:: Written request A ::
Print the stretch of the endianness discussion from "KVM swaps the" through "appear to who?)", copying it word for word.

:: Page excerpt ::
────────────────────

It's clear to say that a value in memory has been stored there in host
endianness when the value is as you would want to see it in a CPU
register, but it's less clear when you talk about it relative to values
on a bus.  It's harder to correlate that to something that is software
visible.

I don't think there's any actual technical difference between your
wording and mine when each wording is properly interpreted, but I
suspect my wording is less likely to be misinterpreted (I could be
wrong).

> Obviously if what userspace
> is emulating is a bus which has a byteswapping bridge or if it's
> being helpful to device emulation by providing "here's the value
> even though you think you're wired up backwards" then it needs
> to byteswap.

Whether the emulated bus has "a byteswapping bridge" doesn't sound like
something that depends on the endianness that the host CPU is currently
running in.

> > How about a wording like this:
> >
> >   The 'data' member contains, in its first 'len' bytes, the value as it
> >   would appear if the guest had accessed memory rather than I/O.
> 
> I think this is confusing, because now userspace authors have
> to figure out how to get back to "value X of size Y at address Z"
> by interpreting this text... Can you write out the equivalent of
> Christoffer's text "here's how you get the memory transaction
> value" for what you want?

Userspace swaps the value if and only if userspace's endianness differs
from the endianness with which the device interprets the data
(regardless of whether said interpretation is considered natural or
swapped relative to the way the bus is documented).  It's similar to how
userspace would handle emulating DMA.

KVM swaps the value if and only if the endianness of the guest access
differs from that of the host, i.e. if it would have done swapping when
emulating an ordinary memory access.

> (Also, value as it would appear to who?)

As it would appear to anyone.  It works because data[] actually is
memory.  Any difference in how data appears based on the reader's
context would already be reflected when the reader performs the load.

────────────────────

Data items

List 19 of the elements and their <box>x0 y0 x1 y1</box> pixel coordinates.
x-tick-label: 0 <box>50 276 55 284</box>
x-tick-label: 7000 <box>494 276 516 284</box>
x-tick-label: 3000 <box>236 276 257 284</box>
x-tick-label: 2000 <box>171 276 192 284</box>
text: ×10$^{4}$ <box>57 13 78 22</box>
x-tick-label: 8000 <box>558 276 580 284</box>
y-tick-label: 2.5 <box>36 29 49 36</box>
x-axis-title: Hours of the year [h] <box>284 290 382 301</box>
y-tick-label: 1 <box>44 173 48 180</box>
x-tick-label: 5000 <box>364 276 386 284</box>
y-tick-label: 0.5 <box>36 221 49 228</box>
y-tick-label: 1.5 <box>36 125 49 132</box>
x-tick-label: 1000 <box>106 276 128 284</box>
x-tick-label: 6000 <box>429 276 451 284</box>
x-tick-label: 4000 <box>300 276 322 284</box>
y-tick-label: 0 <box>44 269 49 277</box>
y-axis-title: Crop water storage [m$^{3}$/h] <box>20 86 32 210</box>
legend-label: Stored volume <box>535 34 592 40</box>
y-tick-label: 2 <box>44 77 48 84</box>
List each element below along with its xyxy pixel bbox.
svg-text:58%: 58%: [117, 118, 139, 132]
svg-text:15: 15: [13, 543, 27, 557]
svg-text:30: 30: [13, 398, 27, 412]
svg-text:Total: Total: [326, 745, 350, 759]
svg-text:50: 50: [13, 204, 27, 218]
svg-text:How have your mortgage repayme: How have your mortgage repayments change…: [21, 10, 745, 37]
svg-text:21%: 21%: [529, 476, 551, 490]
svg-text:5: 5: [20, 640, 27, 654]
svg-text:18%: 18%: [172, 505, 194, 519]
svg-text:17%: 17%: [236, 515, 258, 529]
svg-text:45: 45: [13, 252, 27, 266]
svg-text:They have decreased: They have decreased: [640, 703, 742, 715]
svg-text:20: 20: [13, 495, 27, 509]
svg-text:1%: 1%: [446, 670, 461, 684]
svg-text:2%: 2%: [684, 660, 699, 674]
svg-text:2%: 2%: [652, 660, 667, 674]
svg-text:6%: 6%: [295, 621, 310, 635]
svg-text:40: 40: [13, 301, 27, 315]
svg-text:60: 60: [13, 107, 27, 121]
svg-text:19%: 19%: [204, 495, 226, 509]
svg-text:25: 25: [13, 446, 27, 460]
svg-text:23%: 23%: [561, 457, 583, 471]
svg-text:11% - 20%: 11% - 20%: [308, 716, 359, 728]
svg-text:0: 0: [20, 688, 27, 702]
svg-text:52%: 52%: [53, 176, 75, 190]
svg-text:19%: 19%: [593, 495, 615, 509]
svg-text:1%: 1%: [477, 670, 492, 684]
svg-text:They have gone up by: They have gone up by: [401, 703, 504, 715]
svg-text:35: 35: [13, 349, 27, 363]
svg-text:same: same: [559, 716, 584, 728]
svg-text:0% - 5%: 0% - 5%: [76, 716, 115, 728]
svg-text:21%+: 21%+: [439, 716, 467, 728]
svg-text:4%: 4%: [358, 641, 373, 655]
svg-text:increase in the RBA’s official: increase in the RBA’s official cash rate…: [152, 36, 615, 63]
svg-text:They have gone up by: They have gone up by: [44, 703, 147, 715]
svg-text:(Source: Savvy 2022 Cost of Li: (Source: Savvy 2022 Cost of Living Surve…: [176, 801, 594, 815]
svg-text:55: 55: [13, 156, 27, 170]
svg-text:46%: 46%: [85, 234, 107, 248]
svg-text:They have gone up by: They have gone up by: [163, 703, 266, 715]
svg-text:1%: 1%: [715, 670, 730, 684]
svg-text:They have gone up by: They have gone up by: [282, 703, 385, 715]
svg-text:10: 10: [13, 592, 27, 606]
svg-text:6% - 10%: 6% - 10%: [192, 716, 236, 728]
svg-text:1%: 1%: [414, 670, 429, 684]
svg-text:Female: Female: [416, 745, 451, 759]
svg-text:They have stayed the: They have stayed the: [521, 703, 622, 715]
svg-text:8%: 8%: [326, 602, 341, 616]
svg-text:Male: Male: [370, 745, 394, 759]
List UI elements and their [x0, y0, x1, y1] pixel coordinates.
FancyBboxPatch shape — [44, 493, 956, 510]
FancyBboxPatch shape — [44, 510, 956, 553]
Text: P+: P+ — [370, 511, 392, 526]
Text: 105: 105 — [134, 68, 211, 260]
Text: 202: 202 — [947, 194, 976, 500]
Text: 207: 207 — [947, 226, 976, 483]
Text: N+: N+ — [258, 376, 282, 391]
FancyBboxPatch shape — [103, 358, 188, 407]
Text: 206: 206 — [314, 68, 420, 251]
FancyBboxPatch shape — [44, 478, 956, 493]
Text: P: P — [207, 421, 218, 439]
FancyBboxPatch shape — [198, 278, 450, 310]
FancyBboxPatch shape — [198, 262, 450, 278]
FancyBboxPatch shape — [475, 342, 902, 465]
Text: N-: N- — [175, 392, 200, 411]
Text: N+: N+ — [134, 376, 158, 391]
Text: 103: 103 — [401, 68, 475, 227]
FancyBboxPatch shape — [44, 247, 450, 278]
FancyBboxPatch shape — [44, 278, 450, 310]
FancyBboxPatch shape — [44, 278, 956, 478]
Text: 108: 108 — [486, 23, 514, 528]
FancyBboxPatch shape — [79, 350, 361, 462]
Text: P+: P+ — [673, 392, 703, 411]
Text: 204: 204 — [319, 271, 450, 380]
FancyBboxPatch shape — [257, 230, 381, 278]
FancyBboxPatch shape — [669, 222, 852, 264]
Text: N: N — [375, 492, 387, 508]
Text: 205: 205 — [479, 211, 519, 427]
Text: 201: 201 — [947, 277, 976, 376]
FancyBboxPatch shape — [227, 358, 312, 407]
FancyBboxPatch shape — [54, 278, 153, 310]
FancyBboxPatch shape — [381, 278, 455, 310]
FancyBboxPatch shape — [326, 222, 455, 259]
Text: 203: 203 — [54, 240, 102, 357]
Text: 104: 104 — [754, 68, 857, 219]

────────────────────

:: Written request B ::
Update the stretch of the listing from its start through the line containing "svg-text:30: 30: [13, 398, 27, 412]", replacing "x-tick-label" with "x-axis-label" and leaving everything else unchanged. Return only those lines.

:: Result A ::
KVM swaps the value if and only if the endianness of the guest access
differs from that of the host, i.e. if it would have done swapping when
emulating an ordinary memory access.

> (Also, value as it would appear to who?)

:: Result B ::
List 19 of the elements and their <box>x0 y0 x1 y1</box> pixel coordinates.
x-axis-label: 0 <box>50 276 55 284</box>
x-axis-label: 7000 <box>494 276 516 284</box>
x-axis-label: 3000 <box>236 276 257 284</box>
x-axis-label: 2000 <box>171 276 192 284</box>
text: ×10$^{4}$ <box>57 13 78 22</box>
x-axis-label: 8000 <box>558 276 580 284</box>
y-tick-label: 2.5 <box>36 29 49 36</box>
x-axis-title: Hours of the year [h] <box>284 290 382 301</box>
y-tick-label: 1 <box>44 173 48 180</box>
x-axis-label: 5000 <box>364 276 386 284</box>
y-tick-label: 0.5 <box>36 221 49 228</box>
y-tick-label: 1.5 <box>36 125 49 132</box>
x-axis-label: 1000 <box>106 276 128 284</box>
x-axis-label: 6000 <box>429 276 451 284</box>
x-axis-label: 4000 <box>300 276 322 284</box>
y-tick-label: 0 <box>44 269 49 277</box>
y-axis-title: Crop water storage [m$^{3}$/h] <box>20 86 32 210</box>
legend-label: Stored volume <box>535 34 592 40</box>
y-tick-label: 2 <box>44 77 48 84</box>
List each element below along with its xyxy pixel bbox.
svg-text:58%: 58%: [117, 118, 139, 132]
svg-text:15: 15: [13, 543, 27, 557]
svg-text:30: 30: [13, 398, 27, 412]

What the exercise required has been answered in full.